» To do
Make an exact copy of the entries below with the pictures removed.

=== Data supplied ===

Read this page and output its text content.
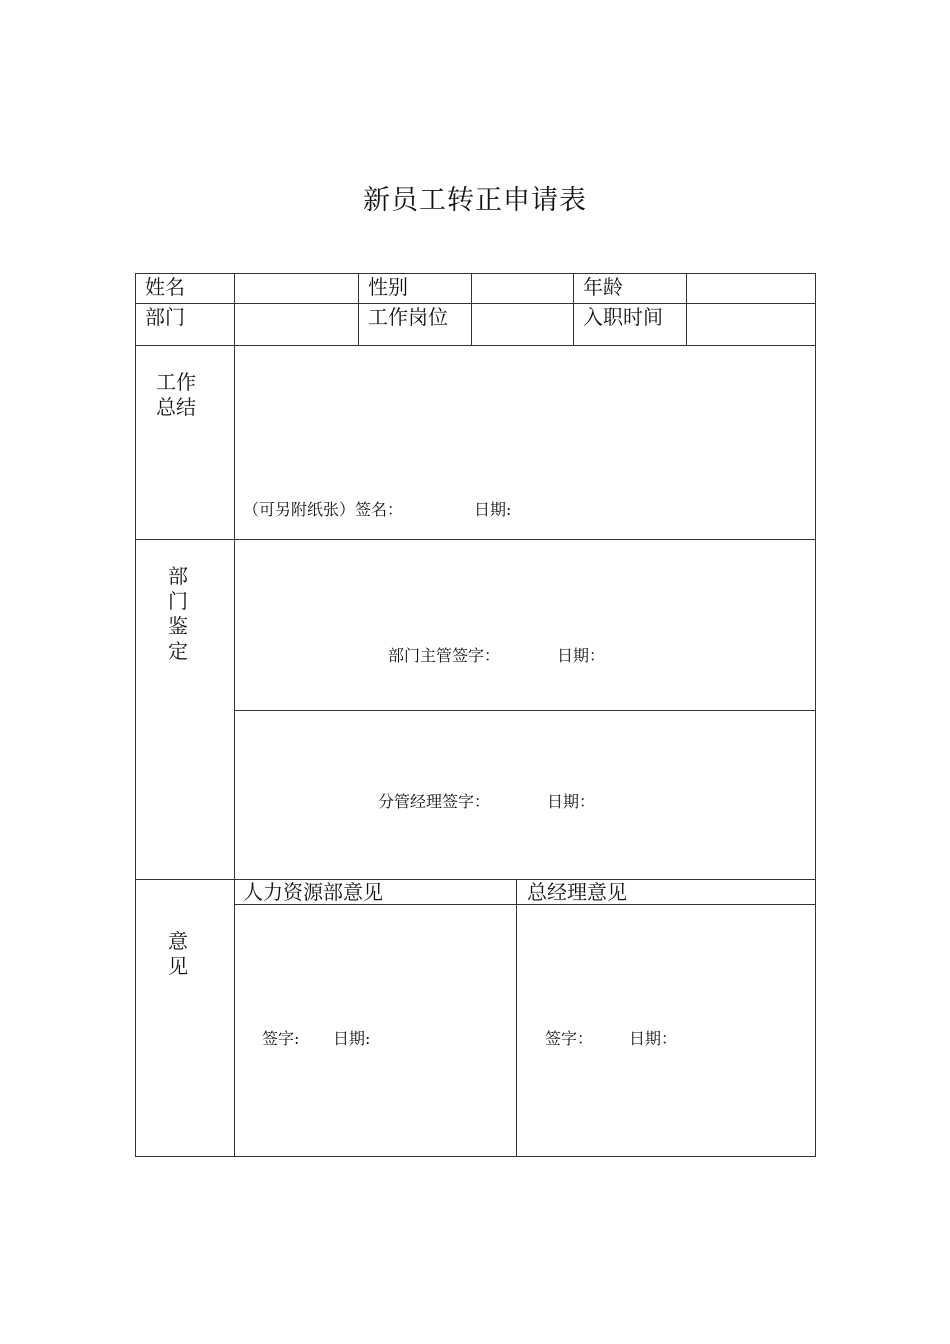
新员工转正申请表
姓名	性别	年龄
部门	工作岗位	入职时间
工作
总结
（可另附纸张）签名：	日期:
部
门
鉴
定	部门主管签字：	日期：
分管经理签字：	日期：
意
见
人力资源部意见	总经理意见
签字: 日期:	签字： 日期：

===

» Written answer
Read this page and output its text content.
新员工转正申请表
姓名	性别	年龄
部门	工作岗位	入职时间
工作
总结
（可另附纸张）签名：	日期:
部
门
鉴
定	部门主管签字：	日期：
分管经理签字：	日期：
意
见
人力资源部意见	总经理意见
签字: 日期:	签字： 日期：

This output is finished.